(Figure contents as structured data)
----------

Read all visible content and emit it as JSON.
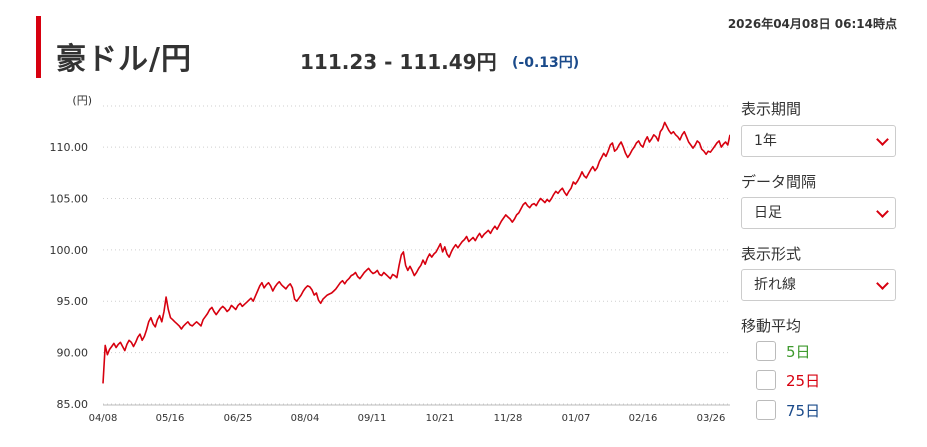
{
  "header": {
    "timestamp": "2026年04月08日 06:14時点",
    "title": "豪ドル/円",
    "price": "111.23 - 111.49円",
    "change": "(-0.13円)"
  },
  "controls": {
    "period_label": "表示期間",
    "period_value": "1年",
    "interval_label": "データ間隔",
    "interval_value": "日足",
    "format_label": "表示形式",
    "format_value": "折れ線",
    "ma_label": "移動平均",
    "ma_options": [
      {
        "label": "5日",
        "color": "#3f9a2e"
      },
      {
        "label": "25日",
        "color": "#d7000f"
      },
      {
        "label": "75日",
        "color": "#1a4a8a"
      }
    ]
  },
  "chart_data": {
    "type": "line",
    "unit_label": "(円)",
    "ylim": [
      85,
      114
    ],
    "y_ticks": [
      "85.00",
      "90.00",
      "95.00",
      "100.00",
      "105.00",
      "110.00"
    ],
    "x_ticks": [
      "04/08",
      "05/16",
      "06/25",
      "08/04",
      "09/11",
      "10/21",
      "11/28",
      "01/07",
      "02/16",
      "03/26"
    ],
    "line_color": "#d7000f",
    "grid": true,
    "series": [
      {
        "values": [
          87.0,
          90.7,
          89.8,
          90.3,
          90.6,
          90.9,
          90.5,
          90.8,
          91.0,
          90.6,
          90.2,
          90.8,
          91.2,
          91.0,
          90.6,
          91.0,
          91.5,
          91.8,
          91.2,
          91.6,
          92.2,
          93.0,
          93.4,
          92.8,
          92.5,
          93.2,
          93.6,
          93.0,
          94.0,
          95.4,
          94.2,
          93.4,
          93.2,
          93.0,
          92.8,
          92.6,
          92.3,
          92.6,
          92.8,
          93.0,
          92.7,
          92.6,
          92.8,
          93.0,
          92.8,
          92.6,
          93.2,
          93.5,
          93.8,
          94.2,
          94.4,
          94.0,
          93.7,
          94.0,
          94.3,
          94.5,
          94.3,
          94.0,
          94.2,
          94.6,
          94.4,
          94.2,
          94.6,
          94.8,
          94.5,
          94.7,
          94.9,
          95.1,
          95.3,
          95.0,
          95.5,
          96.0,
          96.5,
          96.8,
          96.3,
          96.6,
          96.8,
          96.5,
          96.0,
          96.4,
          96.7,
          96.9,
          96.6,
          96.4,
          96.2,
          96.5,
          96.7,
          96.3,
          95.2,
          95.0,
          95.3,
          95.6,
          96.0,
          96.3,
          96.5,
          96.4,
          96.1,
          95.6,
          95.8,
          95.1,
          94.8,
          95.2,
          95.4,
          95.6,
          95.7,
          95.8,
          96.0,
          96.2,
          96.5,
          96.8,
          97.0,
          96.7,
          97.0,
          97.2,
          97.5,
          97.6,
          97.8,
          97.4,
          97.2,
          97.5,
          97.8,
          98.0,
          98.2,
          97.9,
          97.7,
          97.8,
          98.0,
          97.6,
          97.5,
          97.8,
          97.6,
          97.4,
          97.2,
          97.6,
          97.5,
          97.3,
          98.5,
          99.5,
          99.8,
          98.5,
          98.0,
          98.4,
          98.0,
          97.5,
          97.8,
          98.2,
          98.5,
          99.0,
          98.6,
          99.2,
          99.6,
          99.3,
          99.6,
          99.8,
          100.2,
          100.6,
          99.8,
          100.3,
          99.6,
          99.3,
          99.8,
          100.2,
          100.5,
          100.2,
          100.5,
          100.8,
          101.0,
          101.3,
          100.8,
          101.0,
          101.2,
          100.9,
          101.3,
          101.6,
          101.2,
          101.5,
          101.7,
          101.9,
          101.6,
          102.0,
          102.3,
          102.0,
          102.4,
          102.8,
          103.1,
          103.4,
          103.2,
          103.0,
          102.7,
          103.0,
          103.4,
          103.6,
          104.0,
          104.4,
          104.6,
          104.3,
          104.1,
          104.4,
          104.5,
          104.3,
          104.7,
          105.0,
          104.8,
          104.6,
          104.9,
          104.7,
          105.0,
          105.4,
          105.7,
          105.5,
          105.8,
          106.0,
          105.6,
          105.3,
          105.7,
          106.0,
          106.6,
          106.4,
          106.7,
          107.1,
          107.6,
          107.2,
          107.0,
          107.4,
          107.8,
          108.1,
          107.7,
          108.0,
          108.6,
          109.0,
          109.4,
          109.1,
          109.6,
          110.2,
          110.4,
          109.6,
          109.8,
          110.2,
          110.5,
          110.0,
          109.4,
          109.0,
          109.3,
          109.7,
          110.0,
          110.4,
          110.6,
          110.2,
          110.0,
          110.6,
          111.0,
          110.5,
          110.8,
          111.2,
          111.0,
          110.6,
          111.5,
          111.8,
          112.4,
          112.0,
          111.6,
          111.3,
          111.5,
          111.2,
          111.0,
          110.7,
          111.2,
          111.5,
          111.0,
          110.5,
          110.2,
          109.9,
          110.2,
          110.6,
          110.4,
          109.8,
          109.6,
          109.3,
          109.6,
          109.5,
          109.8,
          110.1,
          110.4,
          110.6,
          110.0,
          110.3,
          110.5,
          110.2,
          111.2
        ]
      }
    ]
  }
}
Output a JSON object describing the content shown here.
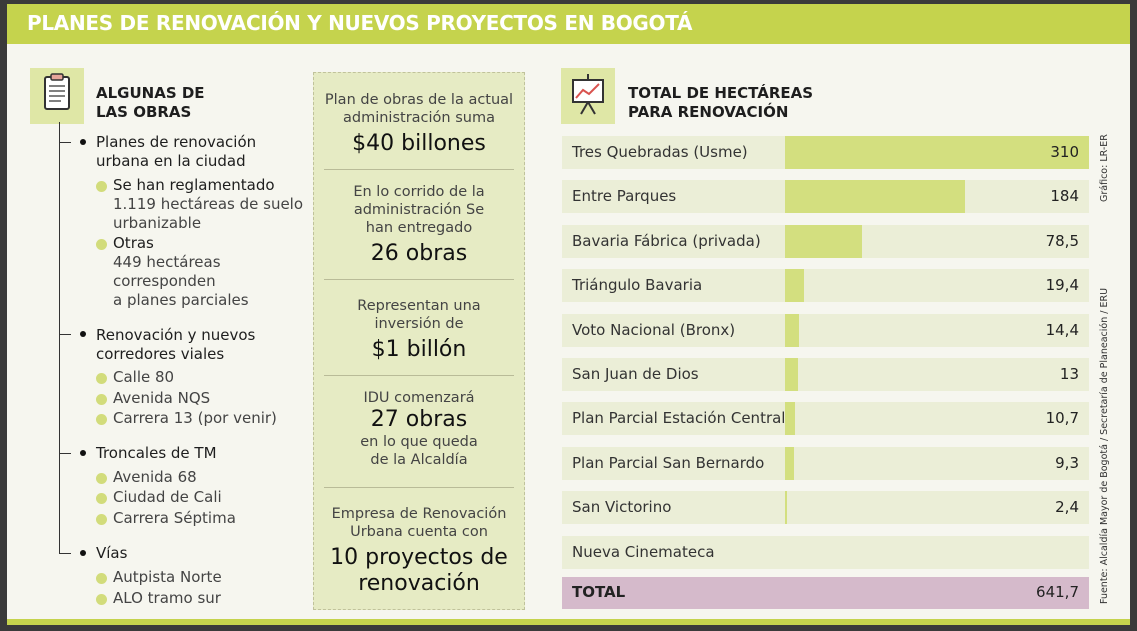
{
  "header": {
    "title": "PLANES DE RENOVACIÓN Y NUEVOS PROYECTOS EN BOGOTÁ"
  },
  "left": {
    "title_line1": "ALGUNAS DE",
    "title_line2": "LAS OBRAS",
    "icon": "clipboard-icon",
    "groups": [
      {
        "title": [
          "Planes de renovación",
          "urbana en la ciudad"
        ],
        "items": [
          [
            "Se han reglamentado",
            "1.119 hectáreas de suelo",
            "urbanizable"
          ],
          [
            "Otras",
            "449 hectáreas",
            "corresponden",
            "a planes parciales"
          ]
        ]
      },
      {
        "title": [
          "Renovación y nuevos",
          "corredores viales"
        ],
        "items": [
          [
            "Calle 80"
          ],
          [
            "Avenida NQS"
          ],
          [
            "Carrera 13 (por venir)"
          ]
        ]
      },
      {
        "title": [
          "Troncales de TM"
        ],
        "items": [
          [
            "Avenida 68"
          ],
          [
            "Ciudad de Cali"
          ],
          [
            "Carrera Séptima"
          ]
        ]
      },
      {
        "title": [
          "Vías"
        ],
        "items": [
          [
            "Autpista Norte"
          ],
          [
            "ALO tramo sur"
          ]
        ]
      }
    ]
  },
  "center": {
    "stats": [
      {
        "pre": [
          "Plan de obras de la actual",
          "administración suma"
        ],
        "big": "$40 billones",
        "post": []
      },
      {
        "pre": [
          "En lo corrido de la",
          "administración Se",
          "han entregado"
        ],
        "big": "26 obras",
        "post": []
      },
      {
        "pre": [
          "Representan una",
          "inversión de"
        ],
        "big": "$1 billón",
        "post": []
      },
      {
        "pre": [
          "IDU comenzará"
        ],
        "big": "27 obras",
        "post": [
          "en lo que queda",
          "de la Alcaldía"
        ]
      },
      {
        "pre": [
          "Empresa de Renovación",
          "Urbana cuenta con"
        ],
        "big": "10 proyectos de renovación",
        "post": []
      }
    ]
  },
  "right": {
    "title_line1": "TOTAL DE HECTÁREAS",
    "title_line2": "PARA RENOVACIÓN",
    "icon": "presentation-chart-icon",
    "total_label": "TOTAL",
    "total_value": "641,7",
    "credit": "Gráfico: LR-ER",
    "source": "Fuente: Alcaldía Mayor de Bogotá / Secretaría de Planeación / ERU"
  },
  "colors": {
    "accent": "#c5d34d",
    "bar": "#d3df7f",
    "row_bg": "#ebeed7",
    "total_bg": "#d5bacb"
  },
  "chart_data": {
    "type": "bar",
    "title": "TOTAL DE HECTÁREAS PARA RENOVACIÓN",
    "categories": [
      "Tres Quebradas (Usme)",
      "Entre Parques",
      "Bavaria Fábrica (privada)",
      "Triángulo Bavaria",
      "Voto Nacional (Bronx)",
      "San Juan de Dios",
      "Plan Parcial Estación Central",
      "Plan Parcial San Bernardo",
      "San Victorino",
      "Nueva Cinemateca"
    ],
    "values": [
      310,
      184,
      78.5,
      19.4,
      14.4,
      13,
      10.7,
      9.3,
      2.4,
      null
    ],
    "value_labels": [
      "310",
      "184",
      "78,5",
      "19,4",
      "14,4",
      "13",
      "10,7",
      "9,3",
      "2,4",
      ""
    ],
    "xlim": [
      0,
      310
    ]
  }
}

----------

▸ AIM: How many lines in the listing above contain the string "Alcaldía"? Answer with the number only.

▸ SOLUTION TO THE EXERCISE: 2